_Task to complete_. Give back the whole listing exactly as shown.
---+---
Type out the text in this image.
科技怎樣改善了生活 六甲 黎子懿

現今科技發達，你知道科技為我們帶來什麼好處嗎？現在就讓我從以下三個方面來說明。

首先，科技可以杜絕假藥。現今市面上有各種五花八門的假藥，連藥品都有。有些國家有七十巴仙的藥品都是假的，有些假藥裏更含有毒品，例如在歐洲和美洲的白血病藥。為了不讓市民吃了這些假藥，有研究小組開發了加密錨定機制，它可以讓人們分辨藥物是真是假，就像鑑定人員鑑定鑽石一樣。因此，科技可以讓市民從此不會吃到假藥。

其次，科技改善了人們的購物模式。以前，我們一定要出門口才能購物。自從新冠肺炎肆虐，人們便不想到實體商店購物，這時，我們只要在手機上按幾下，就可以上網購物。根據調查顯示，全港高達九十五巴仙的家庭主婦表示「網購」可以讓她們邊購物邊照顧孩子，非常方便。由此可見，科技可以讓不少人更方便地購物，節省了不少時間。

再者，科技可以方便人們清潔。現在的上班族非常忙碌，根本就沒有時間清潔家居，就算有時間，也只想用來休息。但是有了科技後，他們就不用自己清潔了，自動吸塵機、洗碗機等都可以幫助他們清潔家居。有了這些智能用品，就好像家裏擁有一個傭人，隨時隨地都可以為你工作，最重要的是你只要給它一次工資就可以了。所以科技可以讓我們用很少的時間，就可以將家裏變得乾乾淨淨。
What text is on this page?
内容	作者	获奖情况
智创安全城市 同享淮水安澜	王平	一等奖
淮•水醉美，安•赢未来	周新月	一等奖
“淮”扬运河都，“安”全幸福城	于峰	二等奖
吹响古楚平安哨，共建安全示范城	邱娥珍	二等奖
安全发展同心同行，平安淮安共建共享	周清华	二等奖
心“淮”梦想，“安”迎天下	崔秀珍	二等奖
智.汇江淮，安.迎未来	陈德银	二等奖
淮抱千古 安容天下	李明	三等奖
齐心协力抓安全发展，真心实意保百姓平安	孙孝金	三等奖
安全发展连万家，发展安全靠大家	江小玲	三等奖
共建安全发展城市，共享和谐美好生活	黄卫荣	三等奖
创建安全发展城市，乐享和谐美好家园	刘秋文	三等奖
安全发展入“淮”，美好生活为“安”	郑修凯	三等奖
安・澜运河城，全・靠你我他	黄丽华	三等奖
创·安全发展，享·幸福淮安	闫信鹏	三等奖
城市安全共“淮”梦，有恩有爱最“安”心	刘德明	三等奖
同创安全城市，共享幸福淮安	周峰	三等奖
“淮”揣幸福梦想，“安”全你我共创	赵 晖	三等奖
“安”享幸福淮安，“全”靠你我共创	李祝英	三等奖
---+---
_Answer to this task_.
Type out the text in this image.
科技怎樣改善了生活 六甲 黎子懿

現今科技發達，你知道科技為我們帶來什麼好處嗎？現在就讓我從以下三個方面來說明。

首先，科技可以杜絕假藥。現今市面上有各種五花八門的假藥，連藥品都有。有些國家有七十巴仙的藥品都是假的，有些假藥裏更含有毒品，例如在歐洲和美洲的白血病藥。為了不讓市民吃了這些假藥，有研究小組開發了加密錨定機制，它可以讓人們分辨藥物是真是假，就像鑑定人員鑑定鑽石一樣。因此，科技可以讓市民從此不會吃到假藥。

其次，科技改善了人們的購物模式。以前，我們一定要出門口才能購物。自從新冠肺炎肆虐，人們便不想到實體商店購物，這時，我們只要在手機上按幾下，就可以上網購物。根據調查顯示，全港高達九十五巴仙的家庭主婦表示「網購」可以讓她們邊購物邊照顧孩子，非常方便。由此可見，科技可以讓不少人更方便地購物，節省了不少時間。

再者，科技可以方便人們清潔。現在的上班族非常忙碌，根本就沒有時間清潔家居，就算有時間，也只想用來休息。但是有了科技後，他們就不用自己清潔了，自動吸塵機、洗碗機等都可以幫助他們清潔家居。有了這些智能用品，就好像家裏擁有一個傭人，隨時隨地都可以為你工作，最重要的是你只要給它一次工資就可以了。所以科技可以讓我們用很少的時間，就可以將家裏變得乾乾淨淨。
What text is on this page?
内容	作者	获奖情况
智创安全城市 同享淮水安澜	王平	一等奖
淮•水醉美，安•赢未来	周新月	一等奖
“淮”扬运河都，“安”全幸福城	于峰	二等奖
吹响古楚平安哨，共建安全示范城	邱娥珍	二等奖
安全发展同心同行，平安淮安共建共享	周清华	二等奖
心“淮”梦想，“安”迎天下	崔秀珍	二等奖
智.汇江淮，安.迎未来	陈德银	二等奖
淮抱千古 安容天下	李明	三等奖
齐心协力抓安全发展，真心实意保百姓平安	孙孝金	三等奖
安全发展连万家，发展安全靠大家	江小玲	三等奖
共建安全发展城市，共享和谐美好生活	黄卫荣	三等奖
创建安全发展城市，乐享和谐美好家园	刘秋文	三等奖
安全发展入“淮”，美好生活为“安”	郑修凯	三等奖
安・澜运河城，全・靠你我他	黄丽华	三等奖
创·安全发展，享·幸福淮安	闫信鹏	三等奖
城市安全共“淮”梦，有恩有爱最“安”心	刘德明	三等奖
同创安全城市，共享幸福淮安	周峰	三等奖
“淮”揣幸福梦想，“安”全你我共创	赵 晖	三等奖
“安”享幸福淮安，“全”靠你我共创	李祝英	三等奖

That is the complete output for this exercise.